● **Exercise goal**
Each line of the material below that holds the word "ylabel" needs to be copied.

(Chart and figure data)
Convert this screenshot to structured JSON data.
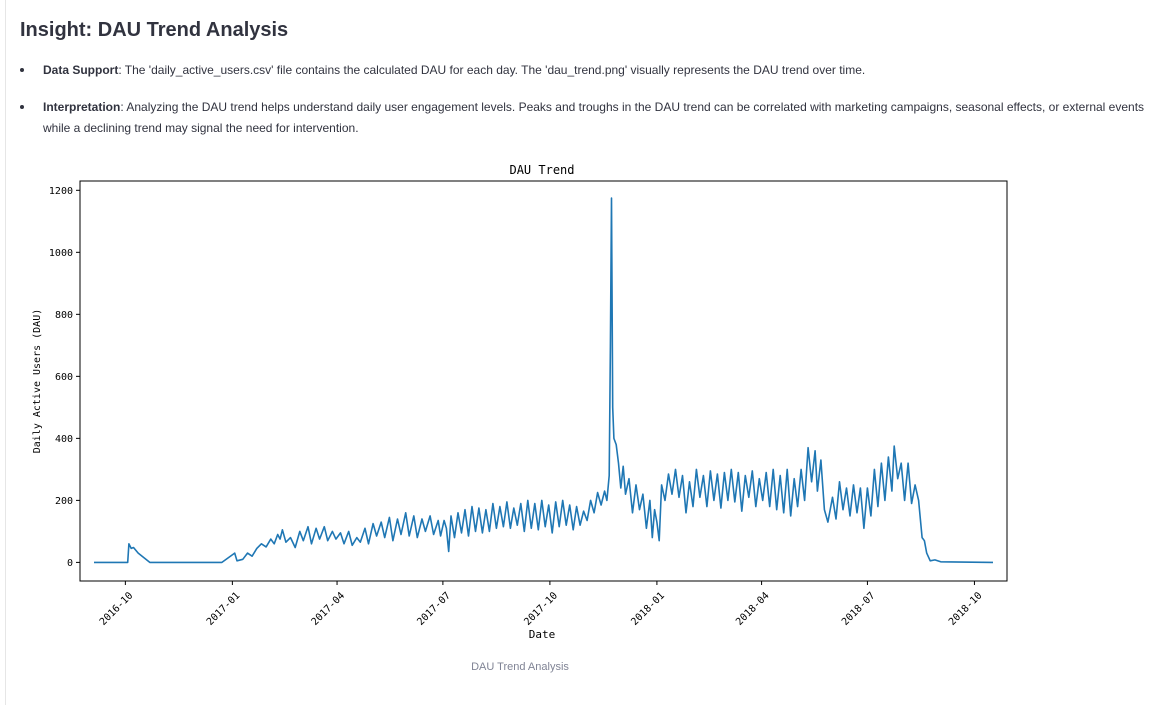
{
  "heading": "Insight: DAU Trend Analysis",
  "bullets": [
    {
      "label": "Data Support",
      "text": ": The 'daily_active_users.csv' file contains the calculated DAU for each day. The 'dau_trend.png' visually represents the DAU trend over time."
    },
    {
      "label": "Interpretation",
      "text": ": Analyzing the DAU trend helps understand daily user engagement levels. Peaks and troughs in the DAU trend can be correlated with marketing campaigns, seasonal effects, or external events",
      "text2": "while a declining trend may signal the need for intervention."
    }
  ],
  "caption": "DAU Trend Analysis",
  "colors": {
    "line": "#1f77b4",
    "text": "#31333f",
    "caption": "#808495"
  },
  "chart_data": {
    "type": "line",
    "title": "DAU Trend",
    "xlabel": "Date",
    "ylabel": "Daily Active Users (DAU)",
    "ylim": [
      -60,
      1230
    ],
    "xlim": [
      "2016-08-23",
      "2018-10-29"
    ],
    "grid": false,
    "yticks": [
      0,
      200,
      400,
      600,
      800,
      1000,
      1200
    ],
    "xticks": [
      "2016-10",
      "2017-01",
      "2017-04",
      "2017-07",
      "2017-10",
      "2018-01",
      "2018-04",
      "2018-07",
      "2018-10"
    ],
    "series": [
      {
        "points": [
          [
            "2016-09-04",
            0
          ],
          [
            "2016-10-03",
            0
          ],
          [
            "2016-10-04",
            60
          ],
          [
            "2016-10-06",
            45
          ],
          [
            "2016-10-08",
            48
          ],
          [
            "2016-10-12",
            30
          ],
          [
            "2016-10-17",
            15
          ],
          [
            "2016-10-22",
            0
          ],
          [
            "2016-12-23",
            0
          ],
          [
            "2017-01-03",
            30
          ],
          [
            "2017-01-05",
            5
          ],
          [
            "2017-01-10",
            10
          ],
          [
            "2017-01-14",
            30
          ],
          [
            "2017-01-18",
            20
          ],
          [
            "2017-01-22",
            45
          ],
          [
            "2017-01-26",
            60
          ],
          [
            "2017-01-30",
            50
          ],
          [
            "2017-02-03",
            75
          ],
          [
            "2017-02-06",
            60
          ],
          [
            "2017-02-09",
            90
          ],
          [
            "2017-02-11",
            75
          ],
          [
            "2017-02-13",
            105
          ],
          [
            "2017-02-16",
            65
          ],
          [
            "2017-02-20",
            80
          ],
          [
            "2017-02-24",
            48
          ],
          [
            "2017-02-28",
            100
          ],
          [
            "2017-03-03",
            70
          ],
          [
            "2017-03-07",
            115
          ],
          [
            "2017-03-10",
            60
          ],
          [
            "2017-03-14",
            110
          ],
          [
            "2017-03-17",
            75
          ],
          [
            "2017-03-21",
            115
          ],
          [
            "2017-03-24",
            70
          ],
          [
            "2017-03-28",
            100
          ],
          [
            "2017-03-31",
            75
          ],
          [
            "2017-04-04",
            95
          ],
          [
            "2017-04-07",
            60
          ],
          [
            "2017-04-11",
            100
          ],
          [
            "2017-04-14",
            55
          ],
          [
            "2017-04-18",
            80
          ],
          [
            "2017-04-21",
            65
          ],
          [
            "2017-04-25",
            110
          ],
          [
            "2017-04-28",
            60
          ],
          [
            "2017-05-02",
            125
          ],
          [
            "2017-05-05",
            85
          ],
          [
            "2017-05-09",
            130
          ],
          [
            "2017-05-12",
            80
          ],
          [
            "2017-05-16",
            145
          ],
          [
            "2017-05-19",
            70
          ],
          [
            "2017-05-23",
            140
          ],
          [
            "2017-05-26",
            90
          ],
          [
            "2017-05-30",
            160
          ],
          [
            "2017-06-02",
            85
          ],
          [
            "2017-06-06",
            150
          ],
          [
            "2017-06-09",
            80
          ],
          [
            "2017-06-13",
            140
          ],
          [
            "2017-06-16",
            100
          ],
          [
            "2017-06-20",
            150
          ],
          [
            "2017-06-23",
            90
          ],
          [
            "2017-06-27",
            135
          ],
          [
            "2017-06-29",
            85
          ],
          [
            "2017-07-02",
            135
          ],
          [
            "2017-07-04",
            110
          ],
          [
            "2017-07-06",
            35
          ],
          [
            "2017-07-08",
            150
          ],
          [
            "2017-07-11",
            80
          ],
          [
            "2017-07-14",
            160
          ],
          [
            "2017-07-17",
            95
          ],
          [
            "2017-07-20",
            170
          ],
          [
            "2017-07-23",
            85
          ],
          [
            "2017-07-26",
            180
          ],
          [
            "2017-07-29",
            100
          ],
          [
            "2017-08-01",
            175
          ],
          [
            "2017-08-04",
            95
          ],
          [
            "2017-08-07",
            170
          ],
          [
            "2017-08-10",
            100
          ],
          [
            "2017-08-13",
            190
          ],
          [
            "2017-08-16",
            110
          ],
          [
            "2017-08-19",
            180
          ],
          [
            "2017-08-22",
            115
          ],
          [
            "2017-08-25",
            195
          ],
          [
            "2017-08-28",
            110
          ],
          [
            "2017-08-31",
            175
          ],
          [
            "2017-09-03",
            120
          ],
          [
            "2017-09-06",
            190
          ],
          [
            "2017-09-09",
            100
          ],
          [
            "2017-09-12",
            200
          ],
          [
            "2017-09-15",
            110
          ],
          [
            "2017-09-18",
            190
          ],
          [
            "2017-09-21",
            105
          ],
          [
            "2017-09-24",
            200
          ],
          [
            "2017-09-27",
            115
          ],
          [
            "2017-09-30",
            185
          ],
          [
            "2017-10-03",
            95
          ],
          [
            "2017-10-06",
            195
          ],
          [
            "2017-10-09",
            115
          ],
          [
            "2017-10-12",
            200
          ],
          [
            "2017-10-15",
            120
          ],
          [
            "2017-10-18",
            185
          ],
          [
            "2017-10-21",
            105
          ],
          [
            "2017-10-24",
            180
          ],
          [
            "2017-10-27",
            120
          ],
          [
            "2017-10-30",
            165
          ],
          [
            "2017-11-02",
            135
          ],
          [
            "2017-11-05",
            200
          ],
          [
            "2017-11-08",
            160
          ],
          [
            "2017-11-11",
            225
          ],
          [
            "2017-11-14",
            185
          ],
          [
            "2017-11-17",
            230
          ],
          [
            "2017-11-19",
            200
          ],
          [
            "2017-11-21",
            280
          ],
          [
            "2017-11-22",
            700
          ],
          [
            "2017-11-23",
            1175
          ],
          [
            "2017-11-24",
            500
          ],
          [
            "2017-11-25",
            400
          ],
          [
            "2017-11-27",
            380
          ],
          [
            "2017-11-29",
            320
          ],
          [
            "2017-12-01",
            240
          ],
          [
            "2017-12-03",
            310
          ],
          [
            "2017-12-05",
            220
          ],
          [
            "2017-12-08",
            270
          ],
          [
            "2017-12-11",
            160
          ],
          [
            "2017-12-14",
            250
          ],
          [
            "2017-12-17",
            170
          ],
          [
            "2017-12-20",
            220
          ],
          [
            "2017-12-23",
            110
          ],
          [
            "2017-12-26",
            200
          ],
          [
            "2017-12-28",
            80
          ],
          [
            "2017-12-30",
            170
          ],
          [
            "2018-01-01",
            130
          ],
          [
            "2018-01-03",
            70
          ],
          [
            "2018-01-05",
            250
          ],
          [
            "2018-01-08",
            200
          ],
          [
            "2018-01-11",
            285
          ],
          [
            "2018-01-14",
            220
          ],
          [
            "2018-01-17",
            300
          ],
          [
            "2018-01-20",
            210
          ],
          [
            "2018-01-23",
            280
          ],
          [
            "2018-01-26",
            160
          ],
          [
            "2018-01-29",
            260
          ],
          [
            "2018-02-01",
            180
          ],
          [
            "2018-02-04",
            300
          ],
          [
            "2018-02-07",
            210
          ],
          [
            "2018-02-10",
            280
          ],
          [
            "2018-02-13",
            180
          ],
          [
            "2018-02-16",
            295
          ],
          [
            "2018-02-19",
            200
          ],
          [
            "2018-02-22",
            285
          ],
          [
            "2018-02-25",
            175
          ],
          [
            "2018-02-28",
            290
          ],
          [
            "2018-03-03",
            200
          ],
          [
            "2018-03-06",
            300
          ],
          [
            "2018-03-09",
            195
          ],
          [
            "2018-03-12",
            290
          ],
          [
            "2018-03-15",
            165
          ],
          [
            "2018-03-18",
            280
          ],
          [
            "2018-03-21",
            210
          ],
          [
            "2018-03-24",
            295
          ],
          [
            "2018-03-27",
            180
          ],
          [
            "2018-03-30",
            270
          ],
          [
            "2018-04-02",
            200
          ],
          [
            "2018-04-05",
            290
          ],
          [
            "2018-04-08",
            180
          ],
          [
            "2018-04-11",
            300
          ],
          [
            "2018-04-14",
            170
          ],
          [
            "2018-04-17",
            280
          ],
          [
            "2018-04-20",
            160
          ],
          [
            "2018-04-23",
            300
          ],
          [
            "2018-04-26",
            150
          ],
          [
            "2018-04-29",
            270
          ],
          [
            "2018-05-02",
            180
          ],
          [
            "2018-05-05",
            300
          ],
          [
            "2018-05-08",
            200
          ],
          [
            "2018-05-11",
            370
          ],
          [
            "2018-05-14",
            260
          ],
          [
            "2018-05-17",
            360
          ],
          [
            "2018-05-19",
            230
          ],
          [
            "2018-05-22",
            330
          ],
          [
            "2018-05-25",
            170
          ],
          [
            "2018-05-28",
            130
          ],
          [
            "2018-06-01",
            210
          ],
          [
            "2018-06-04",
            140
          ],
          [
            "2018-06-07",
            260
          ],
          [
            "2018-06-10",
            170
          ],
          [
            "2018-06-13",
            240
          ],
          [
            "2018-06-16",
            150
          ],
          [
            "2018-06-19",
            250
          ],
          [
            "2018-06-22",
            160
          ],
          [
            "2018-06-25",
            240
          ],
          [
            "2018-06-28",
            110
          ],
          [
            "2018-07-01",
            240
          ],
          [
            "2018-07-04",
            150
          ],
          [
            "2018-07-07",
            300
          ],
          [
            "2018-07-10",
            180
          ],
          [
            "2018-07-13",
            320
          ],
          [
            "2018-07-16",
            200
          ],
          [
            "2018-07-19",
            340
          ],
          [
            "2018-07-22",
            230
          ],
          [
            "2018-07-24",
            375
          ],
          [
            "2018-07-27",
            270
          ],
          [
            "2018-07-30",
            320
          ],
          [
            "2018-08-02",
            200
          ],
          [
            "2018-08-05",
            320
          ],
          [
            "2018-08-08",
            190
          ],
          [
            "2018-08-11",
            250
          ],
          [
            "2018-08-14",
            200
          ],
          [
            "2018-08-17",
            80
          ],
          [
            "2018-08-19",
            70
          ],
          [
            "2018-08-21",
            30
          ],
          [
            "2018-08-24",
            5
          ],
          [
            "2018-08-28",
            8
          ],
          [
            "2018-09-02",
            2
          ],
          [
            "2018-10-17",
            0
          ]
        ]
      }
    ]
  }
}
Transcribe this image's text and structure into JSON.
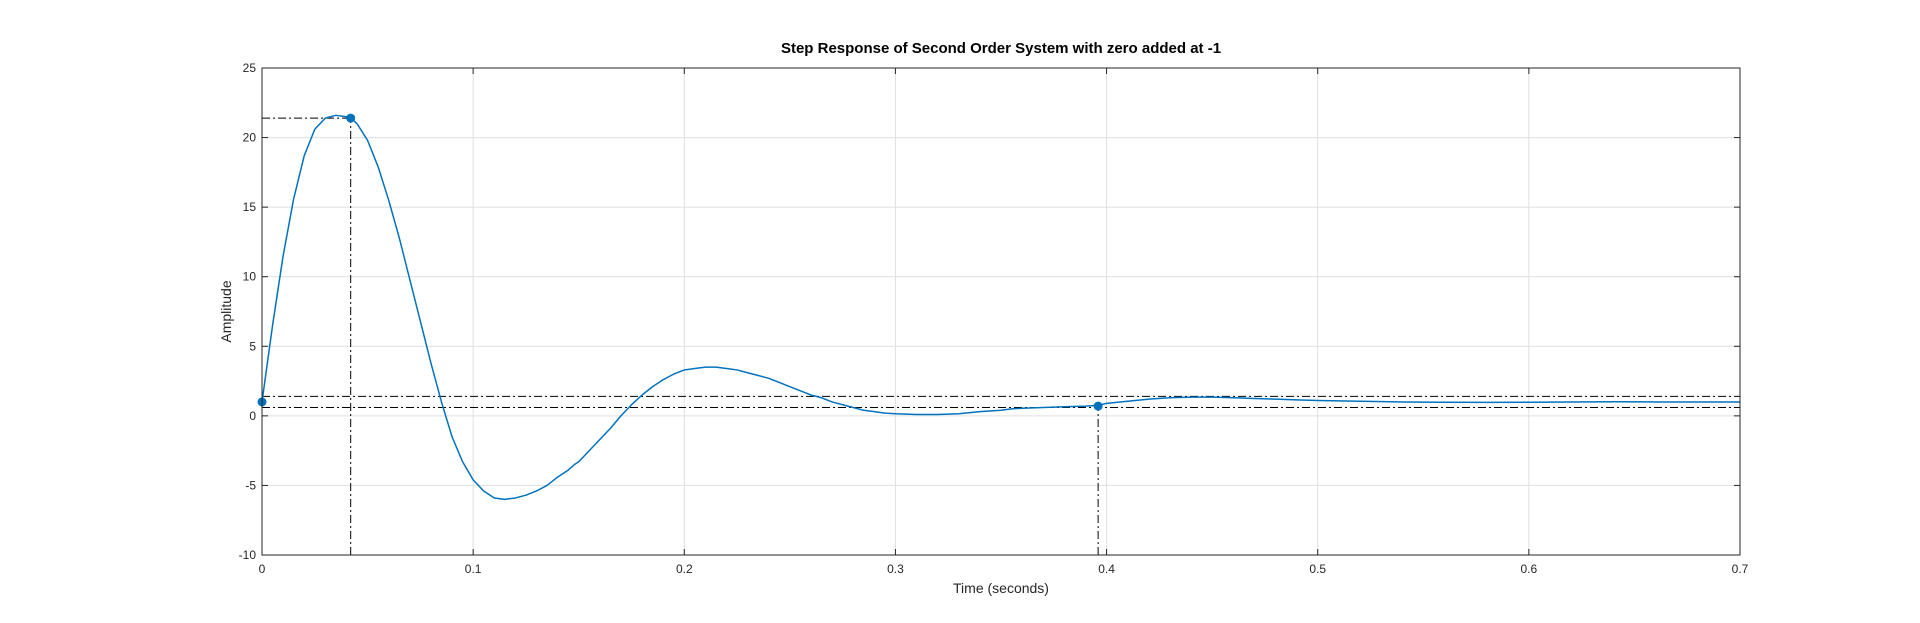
{
  "chart_data": {
    "type": "line",
    "title": "Step Response of Second Order System with zero added at -1",
    "xlabel": "Time (seconds)",
    "ylabel": "Amplitude",
    "xlim": [
      0,
      0.7
    ],
    "ylim": [
      -10,
      25
    ],
    "x_ticks": [
      "0",
      "0.1",
      "0.2",
      "0.3",
      "0.4",
      "0.5",
      "0.6",
      "0.7"
    ],
    "y_ticks": [
      "-10",
      "-5",
      "0",
      "5",
      "10",
      "15",
      "20",
      "25"
    ],
    "grid": true,
    "series": [
      {
        "color": "#0072BD",
        "x": [
          0,
          0.005,
          0.01,
          0.015,
          0.02,
          0.025,
          0.03,
          0.035,
          0.04,
          0.042,
          0.045,
          0.05,
          0.055,
          0.06,
          0.065,
          0.07,
          0.075,
          0.08,
          0.085,
          0.09,
          0.095,
          0.1,
          0.105,
          0.11,
          0.115,
          0.12,
          0.125,
          0.13,
          0.135,
          0.14,
          0.145,
          0.148,
          0.15,
          0.155,
          0.16,
          0.165,
          0.17,
          0.175,
          0.18,
          0.185,
          0.19,
          0.195,
          0.2,
          0.205,
          0.21,
          0.215,
          0.22,
          0.225,
          0.23,
          0.235,
          0.24,
          0.245,
          0.25,
          0.255,
          0.26,
          0.265,
          0.27,
          0.275,
          0.28,
          0.285,
          0.29,
          0.295,
          0.3,
          0.31,
          0.32,
          0.33,
          0.34,
          0.35,
          0.355,
          0.36,
          0.37,
          0.38,
          0.39,
          0.396,
          0.4,
          0.41,
          0.42,
          0.43,
          0.44,
          0.45,
          0.46,
          0.47,
          0.48,
          0.49,
          0.5,
          0.52,
          0.54,
          0.56,
          0.58,
          0.6,
          0.62,
          0.64,
          0.66,
          0.68,
          0.7
        ],
        "y": [
          1.0,
          6.5,
          11.5,
          15.6,
          18.7,
          20.6,
          21.4,
          21.6,
          21.5,
          21.4,
          21.0,
          19.8,
          17.9,
          15.5,
          12.8,
          9.8,
          6.8,
          3.8,
          1.0,
          -1.5,
          -3.3,
          -4.6,
          -5.4,
          -5.9,
          -6.0,
          -5.9,
          -5.7,
          -5.4,
          -5.0,
          -4.4,
          -3.9,
          -3.5,
          -3.3,
          -2.5,
          -1.7,
          -0.9,
          0.0,
          0.8,
          1.5,
          2.1,
          2.6,
          3.0,
          3.3,
          3.4,
          3.5,
          3.5,
          3.4,
          3.3,
          3.1,
          2.9,
          2.7,
          2.4,
          2.1,
          1.8,
          1.5,
          1.3,
          1.0,
          0.8,
          0.6,
          0.4,
          0.3,
          0.2,
          0.15,
          0.1,
          0.1,
          0.15,
          0.3,
          0.4,
          0.5,
          0.55,
          0.6,
          0.65,
          0.7,
          0.75,
          0.9,
          1.05,
          1.2,
          1.3,
          1.35,
          1.35,
          1.3,
          1.25,
          1.2,
          1.15,
          1.1,
          1.05,
          1.0,
          0.98,
          0.97,
          0.98,
          1.0,
          1.01,
          1.0,
          1.0,
          1.0
        ]
      }
    ],
    "markers": [
      {
        "x": 0.0,
        "y": 1.0
      },
      {
        "x": 0.042,
        "y": 21.4
      },
      {
        "x": 0.396,
        "y": 0.7
      }
    ],
    "reference_lines": {
      "horizontal": [
        1.4,
        0.6
      ],
      "vertical": [
        {
          "x": 0.0,
          "y_top": 1.0
        },
        {
          "x": 0.042,
          "y_top": 21.4
        },
        {
          "x": 0.396,
          "y_top": 0.7
        }
      ],
      "peak_horizontal": {
        "y": 21.4,
        "x_end": 0.042
      }
    }
  }
}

● **The answer**
    "ylabel": "Daily Active Users (DAU)",
    "ylabel": "Amplitude",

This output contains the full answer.